## THE TASK
Copy the lines of the material below, from its first line through the line containing "- potential-payout-label: Potential", with both ends included and every line kept unchanged.

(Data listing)
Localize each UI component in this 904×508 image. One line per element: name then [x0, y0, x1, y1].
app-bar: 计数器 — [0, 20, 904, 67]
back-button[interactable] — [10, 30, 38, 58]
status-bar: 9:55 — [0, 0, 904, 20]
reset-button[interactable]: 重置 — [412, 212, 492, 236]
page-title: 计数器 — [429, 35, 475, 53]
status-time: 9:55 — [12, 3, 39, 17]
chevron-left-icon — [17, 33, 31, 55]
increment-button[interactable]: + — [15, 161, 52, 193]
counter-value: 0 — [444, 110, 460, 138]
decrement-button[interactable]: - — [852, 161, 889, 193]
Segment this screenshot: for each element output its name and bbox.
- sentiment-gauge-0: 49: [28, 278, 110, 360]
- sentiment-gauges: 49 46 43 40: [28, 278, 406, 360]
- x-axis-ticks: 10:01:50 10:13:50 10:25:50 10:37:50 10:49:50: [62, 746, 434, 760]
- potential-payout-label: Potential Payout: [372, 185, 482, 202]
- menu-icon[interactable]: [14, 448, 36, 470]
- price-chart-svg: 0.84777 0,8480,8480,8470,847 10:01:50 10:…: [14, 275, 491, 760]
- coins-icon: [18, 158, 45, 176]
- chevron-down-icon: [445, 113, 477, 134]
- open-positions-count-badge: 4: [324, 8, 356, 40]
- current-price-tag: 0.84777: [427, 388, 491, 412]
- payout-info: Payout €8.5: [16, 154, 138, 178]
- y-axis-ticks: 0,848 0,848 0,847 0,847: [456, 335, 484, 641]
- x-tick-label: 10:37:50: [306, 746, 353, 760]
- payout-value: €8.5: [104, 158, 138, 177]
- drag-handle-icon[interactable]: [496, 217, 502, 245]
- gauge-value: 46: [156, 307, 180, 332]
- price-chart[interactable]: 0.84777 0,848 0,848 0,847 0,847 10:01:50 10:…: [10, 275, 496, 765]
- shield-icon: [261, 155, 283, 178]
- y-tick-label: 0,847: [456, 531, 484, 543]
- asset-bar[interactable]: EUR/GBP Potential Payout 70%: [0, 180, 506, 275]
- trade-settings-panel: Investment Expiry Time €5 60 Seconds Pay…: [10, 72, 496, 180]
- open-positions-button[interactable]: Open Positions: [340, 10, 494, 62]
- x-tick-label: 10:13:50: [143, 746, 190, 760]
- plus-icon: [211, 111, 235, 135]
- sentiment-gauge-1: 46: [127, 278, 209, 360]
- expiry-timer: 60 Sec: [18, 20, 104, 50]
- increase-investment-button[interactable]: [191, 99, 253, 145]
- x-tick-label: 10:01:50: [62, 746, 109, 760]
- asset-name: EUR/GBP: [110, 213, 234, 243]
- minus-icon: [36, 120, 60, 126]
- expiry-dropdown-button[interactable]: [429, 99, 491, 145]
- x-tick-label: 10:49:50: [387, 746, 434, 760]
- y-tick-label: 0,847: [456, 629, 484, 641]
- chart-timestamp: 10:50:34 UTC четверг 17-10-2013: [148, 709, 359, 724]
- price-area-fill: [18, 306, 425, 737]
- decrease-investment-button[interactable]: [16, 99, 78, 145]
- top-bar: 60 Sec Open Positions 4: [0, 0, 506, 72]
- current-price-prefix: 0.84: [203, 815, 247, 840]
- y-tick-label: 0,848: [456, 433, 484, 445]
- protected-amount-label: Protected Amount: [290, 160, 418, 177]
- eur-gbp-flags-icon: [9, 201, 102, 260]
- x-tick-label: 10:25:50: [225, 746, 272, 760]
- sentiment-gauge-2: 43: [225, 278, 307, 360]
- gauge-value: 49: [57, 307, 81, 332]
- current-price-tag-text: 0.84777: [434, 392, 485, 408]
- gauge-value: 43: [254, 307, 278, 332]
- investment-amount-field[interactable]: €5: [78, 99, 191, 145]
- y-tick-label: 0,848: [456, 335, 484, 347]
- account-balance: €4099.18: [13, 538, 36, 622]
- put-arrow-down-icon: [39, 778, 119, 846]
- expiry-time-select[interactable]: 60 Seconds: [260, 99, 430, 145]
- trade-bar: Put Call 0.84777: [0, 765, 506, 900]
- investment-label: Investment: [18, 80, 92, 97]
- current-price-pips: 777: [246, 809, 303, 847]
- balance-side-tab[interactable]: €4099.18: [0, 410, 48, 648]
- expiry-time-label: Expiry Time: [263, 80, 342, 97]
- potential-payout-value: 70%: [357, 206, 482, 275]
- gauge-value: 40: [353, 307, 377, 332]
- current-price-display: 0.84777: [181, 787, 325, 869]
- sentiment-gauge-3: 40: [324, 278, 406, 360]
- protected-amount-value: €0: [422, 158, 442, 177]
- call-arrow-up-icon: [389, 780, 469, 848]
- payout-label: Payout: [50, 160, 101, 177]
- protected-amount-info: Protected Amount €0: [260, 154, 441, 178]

## EXERCISE RESPONSE
Localize each UI component in this 904×508 image. One line per element: name then [x0, y0, x1, y1].
app-bar: 计数器 — [0, 20, 904, 67]
back-button[interactable] — [10, 30, 38, 58]
status-bar: 9:55 — [0, 0, 904, 20]
reset-button[interactable]: 重置 — [412, 212, 492, 236]
page-title: 计数器 — [429, 35, 475, 53]
status-time: 9:55 — [12, 3, 39, 17]
chevron-left-icon — [17, 33, 31, 55]
increment-button[interactable]: + — [15, 161, 52, 193]
counter-value: 0 — [444, 110, 460, 138]
decrement-button[interactable]: - — [852, 161, 889, 193]
Segment this screenshot: for each element output its name and bbox.
- sentiment-gauge-0: 49: [28, 278, 110, 360]
- sentiment-gauges: 49 46 43 40: [28, 278, 406, 360]
- x-axis-ticks: 10:01:50 10:13:50 10:25:50 10:37:50 10:49:50: [62, 746, 434, 760]
- potential-payout-label: Potential Payout: [372, 185, 482, 202]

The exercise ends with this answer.